RECORDS FOR THE EXERCISE:
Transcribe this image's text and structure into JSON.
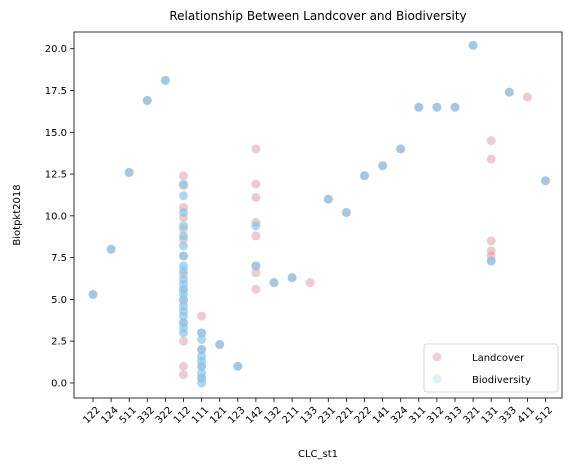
{
  "chart_data": {
    "type": "scatter",
    "title": "Relationship Between Landcover and Biodiversity",
    "xlabel": "CLC_st1",
    "ylabel": "Biotpkt2018",
    "categories": [
      "122",
      "124",
      "511",
      "332",
      "322",
      "112",
      "111",
      "121",
      "123",
      "142",
      "132",
      "211",
      "133",
      "231",
      "221",
      "222",
      "141",
      "324",
      "311",
      "312",
      "313",
      "321",
      "131",
      "333",
      "411",
      "512"
    ],
    "ylim": [
      -0.9,
      21.0
    ],
    "yticks": [
      "0.0",
      "2.5",
      "5.0",
      "7.5",
      "10.0",
      "12.5",
      "15.0",
      "17.5",
      "20.0"
    ],
    "ytick_values": [
      0,
      2.5,
      5,
      7.5,
      10,
      12.5,
      15,
      17.5,
      20
    ],
    "legend_position": "lower-right",
    "series": [
      {
        "name": "Landcover",
        "color": "#d98a9a",
        "points": [
          [
            "122",
            5.3
          ],
          [
            "124",
            8.0
          ],
          [
            "511",
            12.6
          ],
          [
            "332",
            16.9
          ],
          [
            "322",
            18.1
          ],
          [
            "112",
            12.4
          ],
          [
            "112",
            11.8
          ],
          [
            "112",
            10.5
          ],
          [
            "112",
            9.9
          ],
          [
            "112",
            9.2
          ],
          [
            "112",
            8.6
          ],
          [
            "112",
            7.6
          ],
          [
            "112",
            6.5
          ],
          [
            "112",
            5.6
          ],
          [
            "112",
            4.9
          ],
          [
            "112",
            3.6
          ],
          [
            "112",
            2.5
          ],
          [
            "112",
            1.0
          ],
          [
            "112",
            0.5
          ],
          [
            "111",
            4.0
          ],
          [
            "111",
            3.0
          ],
          [
            "111",
            2.0
          ],
          [
            "111",
            1.0
          ],
          [
            "111",
            0.3
          ],
          [
            "121",
            2.3
          ],
          [
            "123",
            1.0
          ],
          [
            "142",
            14.0
          ],
          [
            "142",
            11.9
          ],
          [
            "142",
            11.1
          ],
          [
            "142",
            9.6
          ],
          [
            "142",
            8.8
          ],
          [
            "142",
            7.0
          ],
          [
            "142",
            6.6
          ],
          [
            "142",
            5.6
          ],
          [
            "132",
            6.0
          ],
          [
            "211",
            6.3
          ],
          [
            "133",
            6.0
          ],
          [
            "231",
            11.0
          ],
          [
            "221",
            10.2
          ],
          [
            "222",
            12.4
          ],
          [
            "141",
            13.0
          ],
          [
            "324",
            14.0
          ],
          [
            "311",
            16.5
          ],
          [
            "312",
            16.5
          ],
          [
            "313",
            16.5
          ],
          [
            "321",
            20.2
          ],
          [
            "131",
            14.5
          ],
          [
            "131",
            13.4
          ],
          [
            "131",
            8.5
          ],
          [
            "131",
            7.9
          ],
          [
            "131",
            7.6
          ],
          [
            "131",
            7.3
          ],
          [
            "333",
            17.4
          ],
          [
            "411",
            17.1
          ],
          [
            "512",
            12.1
          ]
        ]
      },
      {
        "name": "Biodiversity",
        "color": "#87c6e8",
        "points": [
          [
            "122",
            5.3
          ],
          [
            "124",
            8.0
          ],
          [
            "511",
            12.6
          ],
          [
            "332",
            16.9
          ],
          [
            "322",
            18.1
          ],
          [
            "112",
            11.9
          ],
          [
            "112",
            11.2
          ],
          [
            "112",
            10.2
          ],
          [
            "112",
            9.4
          ],
          [
            "112",
            8.8
          ],
          [
            "112",
            8.2
          ],
          [
            "112",
            7.6
          ],
          [
            "112",
            7.0
          ],
          [
            "112",
            6.7
          ],
          [
            "112",
            6.2
          ],
          [
            "112",
            5.9
          ],
          [
            "112",
            5.6
          ],
          [
            "112",
            5.3
          ],
          [
            "112",
            5.0
          ],
          [
            "112",
            4.6
          ],
          [
            "112",
            4.3
          ],
          [
            "112",
            4.0
          ],
          [
            "112",
            3.6
          ],
          [
            "112",
            3.3
          ],
          [
            "112",
            3.0
          ],
          [
            "111",
            3.0
          ],
          [
            "111",
            2.6
          ],
          [
            "111",
            2.0
          ],
          [
            "111",
            1.6
          ],
          [
            "111",
            1.3
          ],
          [
            "111",
            1.0
          ],
          [
            "111",
            0.6
          ],
          [
            "111",
            0.3
          ],
          [
            "111",
            0.0
          ],
          [
            "121",
            2.3
          ],
          [
            "123",
            1.0
          ],
          [
            "142",
            9.4
          ],
          [
            "142",
            7.0
          ],
          [
            "132",
            6.0
          ],
          [
            "211",
            6.3
          ],
          [
            "231",
            11.0
          ],
          [
            "221",
            10.2
          ],
          [
            "222",
            12.4
          ],
          [
            "141",
            13.0
          ],
          [
            "324",
            14.0
          ],
          [
            "311",
            16.5
          ],
          [
            "312",
            16.5
          ],
          [
            "313",
            16.5
          ],
          [
            "321",
            20.2
          ],
          [
            "131",
            7.3
          ],
          [
            "333",
            17.4
          ],
          [
            "512",
            12.1
          ]
        ]
      }
    ]
  }
}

YOUR GOAL:
Copy all the records above exactly, but leave out the pictures.

EXPECTED ANSWER:
Transcribe this image's text and structure into JSON.
{
  "chart_data": {
    "type": "scatter",
    "title": "Relationship Between Landcover and Biodiversity",
    "xlabel": "CLC_st1",
    "ylabel": "Biotpkt2018",
    "categories": [
      "122",
      "124",
      "511",
      "332",
      "322",
      "112",
      "111",
      "121",
      "123",
      "142",
      "132",
      "211",
      "133",
      "231",
      "221",
      "222",
      "141",
      "324",
      "311",
      "312",
      "313",
      "321",
      "131",
      "333",
      "411",
      "512"
    ],
    "ylim": [
      -0.9,
      21.0
    ],
    "yticks": [
      "0.0",
      "2.5",
      "5.0",
      "7.5",
      "10.0",
      "12.5",
      "15.0",
      "17.5",
      "20.0"
    ],
    "ytick_values": [
      0,
      2.5,
      5,
      7.5,
      10,
      12.5,
      15,
      17.5,
      20
    ],
    "legend_position": "lower-right",
    "series": [
      {
        "name": "Landcover",
        "color": "#d98a9a",
        "points": [
          [
            "122",
            5.3
          ],
          [
            "124",
            8.0
          ],
          [
            "511",
            12.6
          ],
          [
            "332",
            16.9
          ],
          [
            "322",
            18.1
          ],
          [
            "112",
            12.4
          ],
          [
            "112",
            11.8
          ],
          [
            "112",
            10.5
          ],
          [
            "112",
            9.9
          ],
          [
            "112",
            9.2
          ],
          [
            "112",
            8.6
          ],
          [
            "112",
            7.6
          ],
          [
            "112",
            6.5
          ],
          [
            "112",
            5.6
          ],
          [
            "112",
            4.9
          ],
          [
            "112",
            3.6
          ],
          [
            "112",
            2.5
          ],
          [
            "112",
            1.0
          ],
          [
            "112",
            0.5
          ],
          [
            "111",
            4.0
          ],
          [
            "111",
            3.0
          ],
          [
            "111",
            2.0
          ],
          [
            "111",
            1.0
          ],
          [
            "111",
            0.3
          ],
          [
            "121",
            2.3
          ],
          [
            "123",
            1.0
          ],
          [
            "142",
            14.0
          ],
          [
            "142",
            11.9
          ],
          [
            "142",
            11.1
          ],
          [
            "142",
            9.6
          ],
          [
            "142",
            8.8
          ],
          [
            "142",
            7.0
          ],
          [
            "142",
            6.6
          ],
          [
            "142",
            5.6
          ],
          [
            "132",
            6.0
          ],
          [
            "211",
            6.3
          ],
          [
            "133",
            6.0
          ],
          [
            "231",
            11.0
          ],
          [
            "221",
            10.2
          ],
          [
            "222",
            12.4
          ],
          [
            "141",
            13.0
          ],
          [
            "324",
            14.0
          ],
          [
            "311",
            16.5
          ],
          [
            "312",
            16.5
          ],
          [
            "313",
            16.5
          ],
          [
            "321",
            20.2
          ],
          [
            "131",
            14.5
          ],
          [
            "131",
            13.4
          ],
          [
            "131",
            8.5
          ],
          [
            "131",
            7.9
          ],
          [
            "131",
            7.6
          ],
          [
            "131",
            7.3
          ],
          [
            "333",
            17.4
          ],
          [
            "411",
            17.1
          ],
          [
            "512",
            12.1
          ]
        ]
      },
      {
        "name": "Biodiversity",
        "color": "#87c6e8",
        "points": [
          [
            "122",
            5.3
          ],
          [
            "124",
            8.0
          ],
          [
            "511",
            12.6
          ],
          [
            "332",
            16.9
          ],
          [
            "322",
            18.1
          ],
          [
            "112",
            11.9
          ],
          [
            "112",
            11.2
          ],
          [
            "112",
            10.2
          ],
          [
            "112",
            9.4
          ],
          [
            "112",
            8.8
          ],
          [
            "112",
            8.2
          ],
          [
            "112",
            7.6
          ],
          [
            "112",
            7.0
          ],
          [
            "112",
            6.7
          ],
          [
            "112",
            6.2
          ],
          [
            "112",
            5.9
          ],
          [
            "112",
            5.6
          ],
          [
            "112",
            5.3
          ],
          [
            "112",
            5.0
          ],
          [
            "112",
            4.6
          ],
          [
            "112",
            4.3
          ],
          [
            "112",
            4.0
          ],
          [
            "112",
            3.6
          ],
          [
            "112",
            3.3
          ],
          [
            "112",
            3.0
          ],
          [
            "111",
            3.0
          ],
          [
            "111",
            2.6
          ],
          [
            "111",
            2.0
          ],
          [
            "111",
            1.6
          ],
          [
            "111",
            1.3
          ],
          [
            "111",
            1.0
          ],
          [
            "111",
            0.6
          ],
          [
            "111",
            0.3
          ],
          [
            "111",
            0.0
          ],
          [
            "121",
            2.3
          ],
          [
            "123",
            1.0
          ],
          [
            "142",
            9.4
          ],
          [
            "142",
            7.0
          ],
          [
            "132",
            6.0
          ],
          [
            "211",
            6.3
          ],
          [
            "231",
            11.0
          ],
          [
            "221",
            10.2
          ],
          [
            "222",
            12.4
          ],
          [
            "141",
            13.0
          ],
          [
            "324",
            14.0
          ],
          [
            "311",
            16.5
          ],
          [
            "312",
            16.5
          ],
          [
            "313",
            16.5
          ],
          [
            "321",
            20.2
          ],
          [
            "131",
            7.3
          ],
          [
            "333",
            17.4
          ],
          [
            "512",
            12.1
          ]
        ]
      }
    ]
  }
}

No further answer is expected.